- The task
Your task is to filter the data below down to the lines holding "在社区工作已满".
*** Given information
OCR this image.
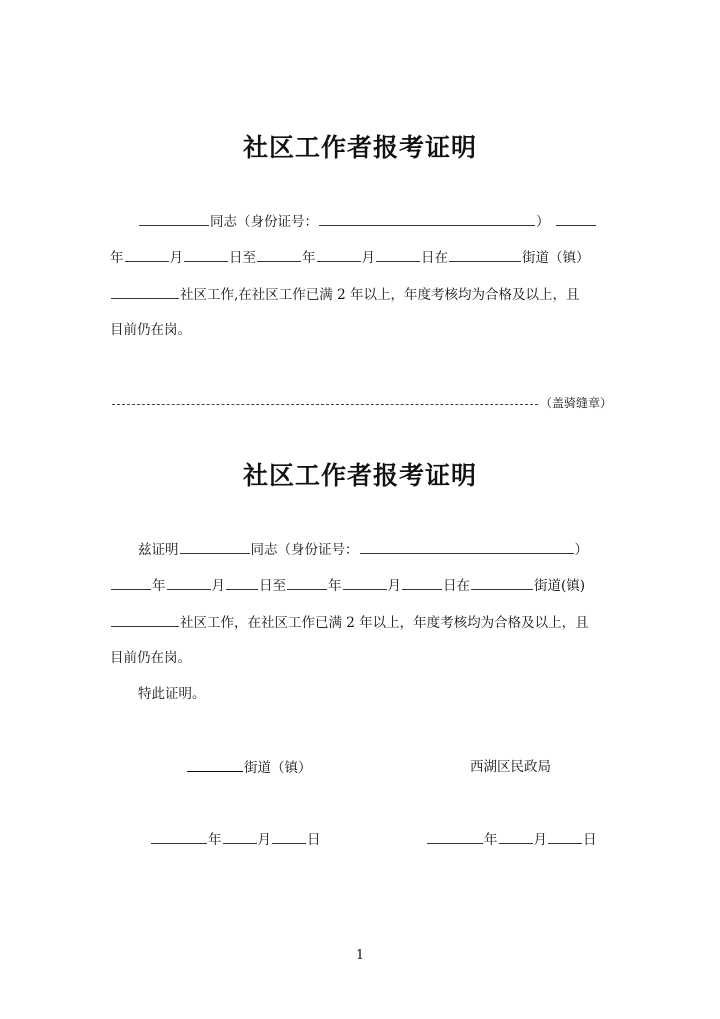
社区工作者报考证明
同志（身份证号：	）
年	月	日至	年	月	日在	街道（镇）
社区工作,在社区工作已满 2 年以上，年度考核均为合格及以上，且
目前仍在岗。
（盖骑缝章）
社区工作者报考证明
兹证明	同志（身份证号：	）
年	月	日至	年	月	日在	街道(镇)
社区工作，在社区工作已满 2 年以上，年度考核均为合格及以上，且
目前仍在岗。
特此证明。
街道（镇）	西湖区民政局
年	月	日	年	月	日
1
******
- Full solution
社区工作,在社区工作已满 2 年以上，年度考核均为合格及以上，且
社区工作，在社区工作已满 2 年以上，年度考核均为合格及以上，且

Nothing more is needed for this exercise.